* [JOB]: All of the material should be reproduced exactly, with pictures left out.

* [MATERIAL PROVIDED]:
────────
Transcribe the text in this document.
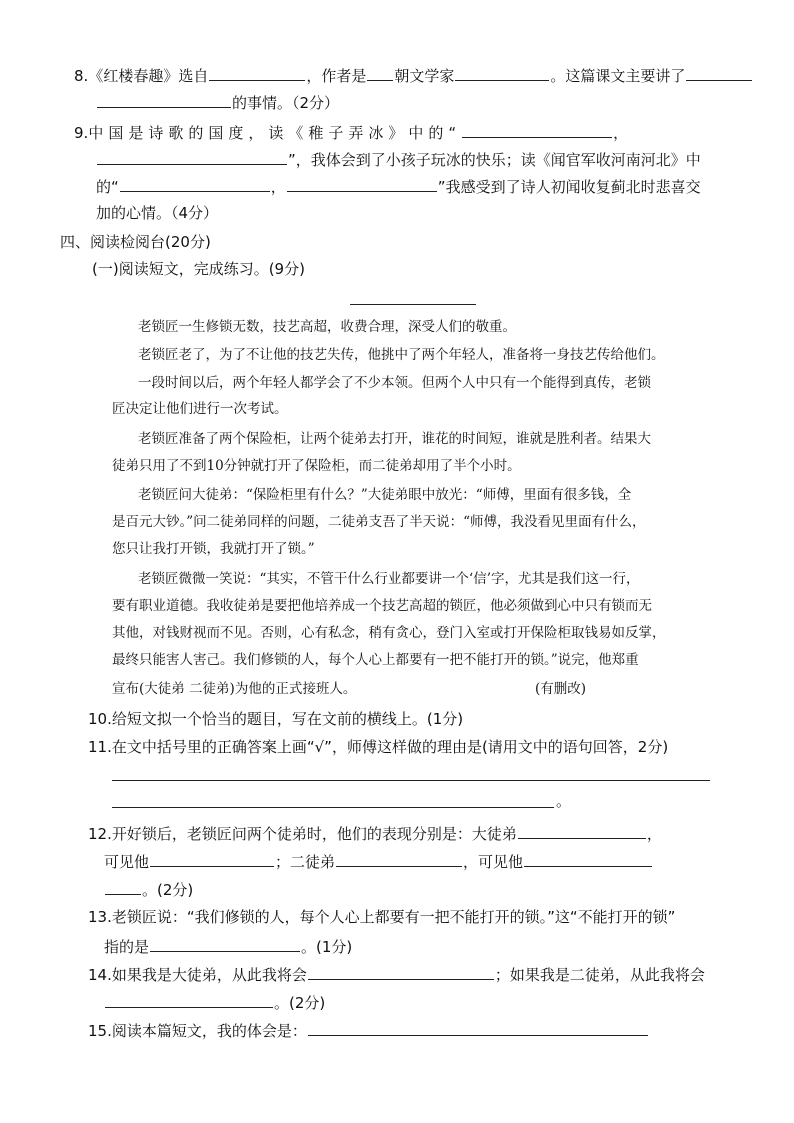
8.《红楼春趣》选自	，作者是 朝文学家	。这篇课文主要讲了
的事情。（2分）
9.中国是诗歌的国度，读《稚子弄冰》中的“	，
”，我体会到了小孩子玩冰的快乐；读《闻官军收河南河北》中
的“	，	”我感受到了诗人初闻收复蓟北时悲喜交
加的心情。（4分）
四、阅读检阅台(20分)
(一)阅读短文，完成练习。(9分)
老锁匠一生修锁无数，技艺高超，收费合理，深受人们的敬重。
老锁匠老了，为了不让他的技艺失传，他挑中了两个年轻人，准备将一身技艺传给他们。
一段时间以后，两个年轻人都学会了不少本领。但两个人中只有一个能得到真传，老锁
匠决定让他们进行一次考试。
老锁匠准备了两个保险柜，让两个徒弟去打开，谁花的时间短，谁就是胜利者。结果大
徒弟只用了不到10分钟就打开了保险柜，而二徒弟却用了半个小时。
老锁匠问大徒弟：“保险柜里有什么？”大徒弟眼中放光：“师傅，里面有很多钱，全
是百元大钞。”问二徒弟同样的问题，二徒弟支吾了半天说：“师傅，我没看见里面有什么，
您只让我打开锁，我就打开了锁。”
老锁匠微微一笑说：“其实，不管干什么行业都要讲一个‘信’字，尤其是我们这一行，
要有职业道德。我收徒弟是要把他培养成一个技艺高超的锁匠，他必须做到心中只有锁而无
其他，对钱财视而不见。否则，心有私念，稍有贪心，登门入室或打开保险柜取钱易如反掌，
最终只能害人害己。我们修锁的人，每个人心上都要有一把不能打开的锁。”说完，他郑重
宣布(大徒弟 二徒弟)为他的正式接班人。	(有删改)
10.给短文拟一个恰当的题目，写在文前的横线上。(1分)
11.在文中括号里的正确答案上画“√”，师傅这样做的理由是(请用文中的语句回答，2分)
。
12.开好锁后，老锁匠问两个徒弟时，他们的表现分别是：大徒弟	，
可见他	；二徒弟	，可见他
。(2分)
13.老锁匠说：“我们修锁的人，每个人心上都要有一把不能打开的锁。”这“不能打开的锁”
指的是	。(1分)
14.如果我是大徒弟，从此我将会	；如果我是二徒弟，从此我将会
。(2分)
15.阅读本篇短文，我的体会是：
────────
* [SOLUTION FOR THIS PROBLEM]:
Transcribe the text in this document.
8.《红楼春趣》选自	，作者是 朝文学家	。这篇课文主要讲了
的事情。（2分）
9.中国是诗歌的国度，读《稚子弄冰》中的“	，
”，我体会到了小孩子玩冰的快乐；读《闻官军收河南河北》中
的“	，	”我感受到了诗人初闻收复蓟北时悲喜交
加的心情。（4分）
四、阅读检阅台(20分)
(一)阅读短文，完成练习。(9分)
老锁匠一生修锁无数，技艺高超，收费合理，深受人们的敬重。
老锁匠老了，为了不让他的技艺失传，他挑中了两个年轻人，准备将一身技艺传给他们。
一段时间以后，两个年轻人都学会了不少本领。但两个人中只有一个能得到真传，老锁
匠决定让他们进行一次考试。
老锁匠准备了两个保险柜，让两个徒弟去打开，谁花的时间短，谁就是胜利者。结果大
徒弟只用了不到10分钟就打开了保险柜，而二徒弟却用了半个小时。
老锁匠问大徒弟：“保险柜里有什么？”大徒弟眼中放光：“师傅，里面有很多钱，全
是百元大钞。”问二徒弟同样的问题，二徒弟支吾了半天说：“师傅，我没看见里面有什么，
您只让我打开锁，我就打开了锁。”
老锁匠微微一笑说：“其实，不管干什么行业都要讲一个‘信’字，尤其是我们这一行，
要有职业道德。我收徒弟是要把他培养成一个技艺高超的锁匠，他必须做到心中只有锁而无
其他，对钱财视而不见。否则，心有私念，稍有贪心，登门入室或打开保险柜取钱易如反掌，
最终只能害人害己。我们修锁的人，每个人心上都要有一把不能打开的锁。”说完，他郑重
宣布(大徒弟 二徒弟)为他的正式接班人。	(有删改)
10.给短文拟一个恰当的题目，写在文前的横线上。(1分)
11.在文中括号里的正确答案上画“√”，师傅这样做的理由是(请用文中的语句回答，2分)
。
12.开好锁后，老锁匠问两个徒弟时，他们的表现分别是：大徒弟	，
可见他	；二徒弟	，可见他
。(2分)
13.老锁匠说：“我们修锁的人，每个人心上都要有一把不能打开的锁。”这“不能打开的锁”
指的是	。(1分)
14.如果我是大徒弟，从此我将会	；如果我是二徒弟，从此我将会
。(2分)
15.阅读本篇短文，我的体会是：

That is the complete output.